*Texte du document*
□ □ □ □ □ □ □

En 1981, il signe un contrat avec CBS records. Le label, lui permet d’avoir la mainmise sur tous les aspects de sa création : écriture, arrangements, composition…  Il a 29 ans et les portes de la gloire s’ouvrent en grand devant lui.

Sa chanson phare « Il suffira d’un signe » apparaît  de façon plutôt discrète sur les ondes. Mais mois après mois,  le single gravit les marches du podium et bat  des records d‘écoute. Les hits sortent les uns après les autres. Envole-moi, Encore un matin, Américain…  Le secret de la formule Goldman? Il maitrise tous les styles ! Rock, pop, slow, variété… le chanteur navigue aisément. 

Il n’hésite pas non plus à revendiquer ses influences seventies.

□ □ □ □ □ □ □

*Jeu de données*

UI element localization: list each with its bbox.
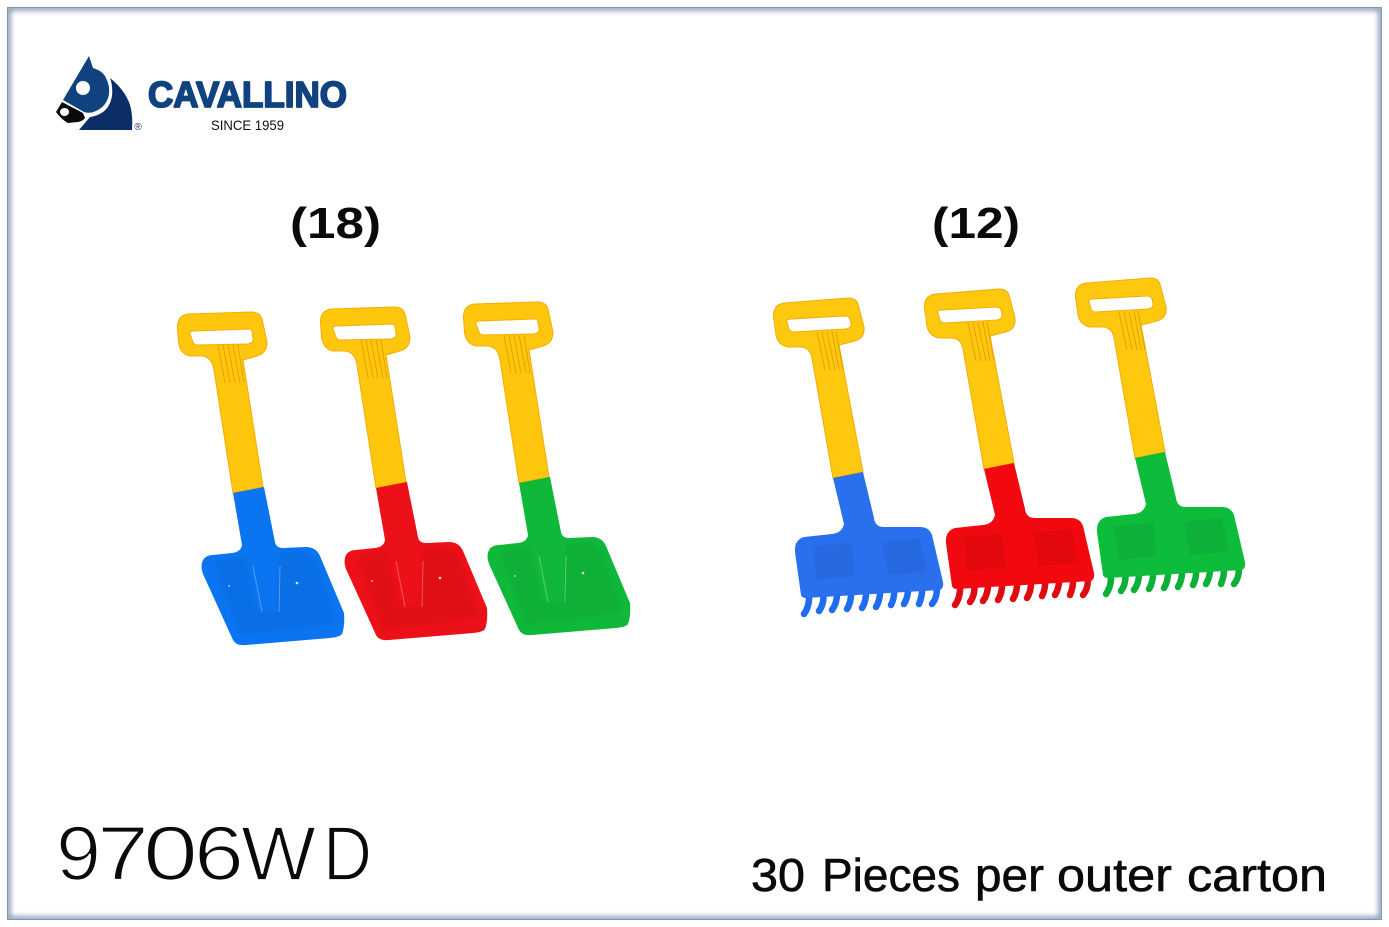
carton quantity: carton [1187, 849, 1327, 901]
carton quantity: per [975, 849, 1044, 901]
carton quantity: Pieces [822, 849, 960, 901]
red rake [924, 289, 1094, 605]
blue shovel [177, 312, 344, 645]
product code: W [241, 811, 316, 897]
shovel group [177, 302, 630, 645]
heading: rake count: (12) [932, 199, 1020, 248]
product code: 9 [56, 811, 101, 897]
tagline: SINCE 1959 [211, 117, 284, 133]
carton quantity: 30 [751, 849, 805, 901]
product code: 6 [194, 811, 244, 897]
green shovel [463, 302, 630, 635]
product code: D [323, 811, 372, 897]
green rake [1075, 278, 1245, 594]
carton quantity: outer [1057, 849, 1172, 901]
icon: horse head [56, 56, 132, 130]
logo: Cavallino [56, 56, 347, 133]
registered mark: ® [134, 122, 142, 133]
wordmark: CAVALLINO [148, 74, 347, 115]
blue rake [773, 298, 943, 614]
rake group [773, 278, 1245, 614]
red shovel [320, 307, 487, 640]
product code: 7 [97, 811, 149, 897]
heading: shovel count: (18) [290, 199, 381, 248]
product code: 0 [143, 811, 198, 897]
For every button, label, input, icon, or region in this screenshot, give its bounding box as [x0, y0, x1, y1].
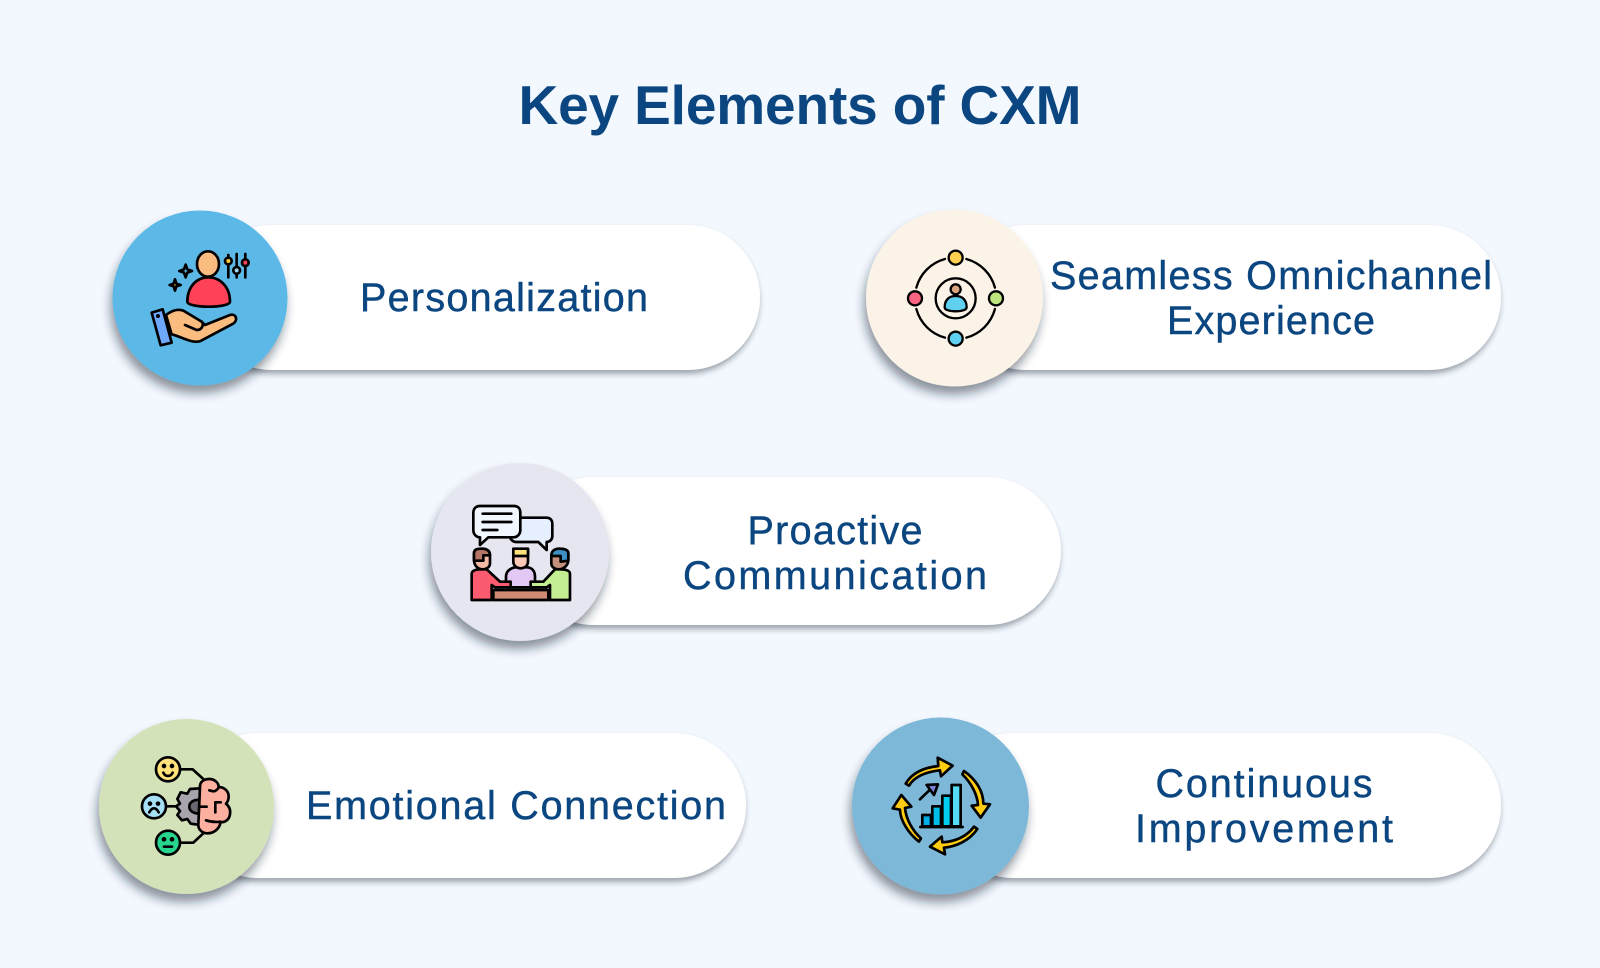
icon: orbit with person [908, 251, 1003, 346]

□ □ □ □ □ □ □

*Exercices à faire*
a) Dressez la liste de tous les titres de chansons cités dans le texte sur Goldman.
b) Recopiez le passage du texte sur Goldman qui va de « Sa chanson phare » jusqu'à « ses influences seventies. » inclus.
c) D'après le texte sur Goldman, en quelle année le chanteur signe-t-il un contrat avec CBS records ?

*Les réponses*
a) « Il suffira d'un signe », Envole-moi, Encore un matin, Américain

b)
Sa chanson phare « Il suffira d’un signe » apparaît  de façon plutôt discrète sur les ondes. Mais mois après mois,  le single gravit les marches du podium et bat  des records d‘écoute. Les hits sortent les uns après les autres. Envole-moi, Encore un matin, Américain…  Le secret de la formule Goldman? Il maitrise tous les styles ! Rock, pop, slow, variété… le chanteur navigue aisément. 

Il n’hésite pas non plus à revendiquer ses influences seventies.

c) En 1981.